Stored items from a collection
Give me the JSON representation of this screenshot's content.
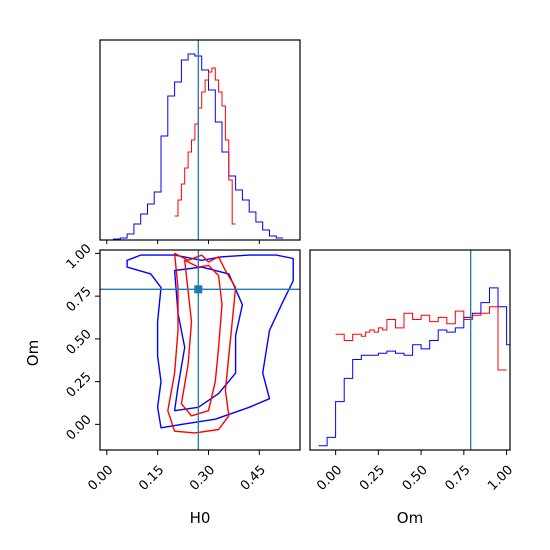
{
  "colors": {
    "sample_a": "#0000ff",
    "sample_b": "#ff0000",
    "truth": "#1f77b4",
    "axis": "#000000"
  },
  "chart_data": [
    {
      "type": "histogram",
      "panel": "H0 marginal",
      "xlim": [
        -0.02,
        0.57
      ],
      "truth": 0.27,
      "series": [
        {
          "color": "#0000ff",
          "bins_start": 0.0,
          "bin_width": 0.02,
          "values": [
            0.0,
            0.005,
            0.01,
            0.03,
            0.08,
            0.13,
            0.18,
            0.24,
            0.52,
            0.72,
            0.79,
            0.9,
            0.93,
            0.92,
            0.85,
            0.75,
            0.59,
            0.44,
            0.32,
            0.25,
            0.2,
            0.14,
            0.09,
            0.05,
            0.02,
            0.01
          ]
        },
        {
          "color": "#ff0000",
          "bins_start": 0.2,
          "bin_width": 0.01,
          "values": [
            0.12,
            0.2,
            0.28,
            0.36,
            0.44,
            0.5,
            0.58,
            0.66,
            0.74,
            0.8,
            0.84,
            0.86,
            0.8,
            0.74,
            0.67,
            0.5,
            0.3,
            0.08
          ]
        }
      ]
    },
    {
      "type": "contour",
      "panel": "H0 vs Om 2D",
      "xlabel": "H0",
      "ylabel": "Om",
      "xlim": [
        -0.02,
        0.57
      ],
      "ylim": [
        -0.15,
        1.02
      ],
      "xticks": [
        "0.00",
        "0.15",
        "0.30",
        "0.45"
      ],
      "yticks": [
        "0.00",
        "0.25",
        "0.50",
        "0.75",
        "1.00"
      ],
      "truth": {
        "x": 0.27,
        "y": 0.79
      },
      "series": [
        {
          "color": "#0000ff",
          "contours": [
            [
              [
                0.06,
                0.96
              ],
              [
                0.1,
                0.99
              ],
              [
                0.2,
                0.99
              ],
              [
                0.28,
                0.96
              ],
              [
                0.34,
                0.98
              ],
              [
                0.42,
                0.99
              ],
              [
                0.5,
                0.99
              ],
              [
                0.55,
                0.97
              ],
              [
                0.55,
                0.84
              ],
              [
                0.52,
                0.72
              ],
              [
                0.48,
                0.55
              ],
              [
                0.46,
                0.3
              ],
              [
                0.48,
                0.15
              ],
              [
                0.42,
                0.1
              ],
              [
                0.32,
                0.03
              ],
              [
                0.22,
                0.0
              ],
              [
                0.16,
                -0.02
              ],
              [
                0.15,
                0.1
              ],
              [
                0.16,
                0.25
              ],
              [
                0.15,
                0.4
              ],
              [
                0.15,
                0.6
              ],
              [
                0.16,
                0.8
              ],
              [
                0.13,
                0.88
              ],
              [
                0.06,
                0.92
              ],
              [
                0.06,
                0.96
              ]
            ],
            [
              [
                0.2,
                0.9
              ],
              [
                0.28,
                0.92
              ],
              [
                0.36,
                0.88
              ],
              [
                0.4,
                0.7
              ],
              [
                0.38,
                0.52
              ],
              [
                0.38,
                0.3
              ],
              [
                0.33,
                0.18
              ],
              [
                0.27,
                0.1
              ],
              [
                0.2,
                0.08
              ],
              [
                0.21,
                0.22
              ],
              [
                0.23,
                0.45
              ],
              [
                0.21,
                0.65
              ],
              [
                0.2,
                0.9
              ]
            ]
          ]
        },
        {
          "color": "#ff0000",
          "contours": [
            [
              [
                0.2,
                1.0
              ],
              [
                0.24,
                0.96
              ],
              [
                0.28,
                0.99
              ],
              [
                0.3,
                0.95
              ],
              [
                0.33,
                0.98
              ],
              [
                0.35,
                0.9
              ],
              [
                0.38,
                0.8
              ],
              [
                0.37,
                0.6
              ],
              [
                0.36,
                0.4
              ],
              [
                0.35,
                0.2
              ],
              [
                0.36,
                0.05
              ],
              [
                0.33,
                -0.03
              ],
              [
                0.26,
                -0.05
              ],
              [
                0.2,
                -0.04
              ],
              [
                0.18,
                0.08
              ],
              [
                0.2,
                0.3
              ],
              [
                0.21,
                0.55
              ],
              [
                0.21,
                0.8
              ],
              [
                0.2,
                1.0
              ]
            ],
            [
              [
                0.23,
                0.96
              ],
              [
                0.27,
                0.92
              ],
              [
                0.3,
                0.93
              ],
              [
                0.33,
                0.87
              ],
              [
                0.34,
                0.7
              ],
              [
                0.33,
                0.45
              ],
              [
                0.32,
                0.25
              ],
              [
                0.3,
                0.08
              ],
              [
                0.25,
                0.05
              ],
              [
                0.22,
                0.12
              ],
              [
                0.24,
                0.35
              ],
              [
                0.25,
                0.6
              ],
              [
                0.23,
                0.96
              ]
            ]
          ]
        }
      ]
    },
    {
      "type": "histogram",
      "panel": "Om marginal",
      "xlabel": "Om",
      "xlim": [
        -0.15,
        1.02
      ],
      "xticks": [
        "0.00",
        "0.25",
        "0.50",
        "0.75",
        "1.00"
      ],
      "truth": 0.79,
      "series": [
        {
          "color": "#0000ff",
          "bins_start": -0.1,
          "bin_width": 0.05,
          "values": [
            0.02,
            0.06,
            0.23,
            0.34,
            0.43,
            0.45,
            0.45,
            0.46,
            0.47,
            0.46,
            0.45,
            0.5,
            0.48,
            0.52,
            0.57,
            0.56,
            0.58,
            0.63,
            0.65,
            0.7,
            0.77,
            0.68,
            0.5,
            0.35
          ]
        },
        {
          "color": "#ff0000",
          "bins_start": 0.0,
          "bin_width": 0.025,
          "values": [
            0.55,
            0.55,
            0.52,
            0.52,
            0.55,
            0.55,
            0.54,
            0.56,
            0.57,
            0.56,
            0.58,
            0.57,
            0.62,
            0.62,
            0.58,
            0.58,
            0.65,
            0.65,
            0.62,
            0.62,
            0.64,
            0.64,
            0.61,
            0.61,
            0.63,
            0.63,
            0.6,
            0.6,
            0.66,
            0.66,
            0.62,
            0.62,
            0.64,
            0.64,
            0.65,
            0.65,
            0.68,
            0.68,
            0.38,
            0.38
          ]
        }
      ]
    }
  ]
}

▸ **What to work on**: Copy every line that includes the string "truth" from the material above.

▸ **Result**:
    "truth": "#1f77b4",
      "truth": 0.27,
      "truth": {
      "truth": 0.79,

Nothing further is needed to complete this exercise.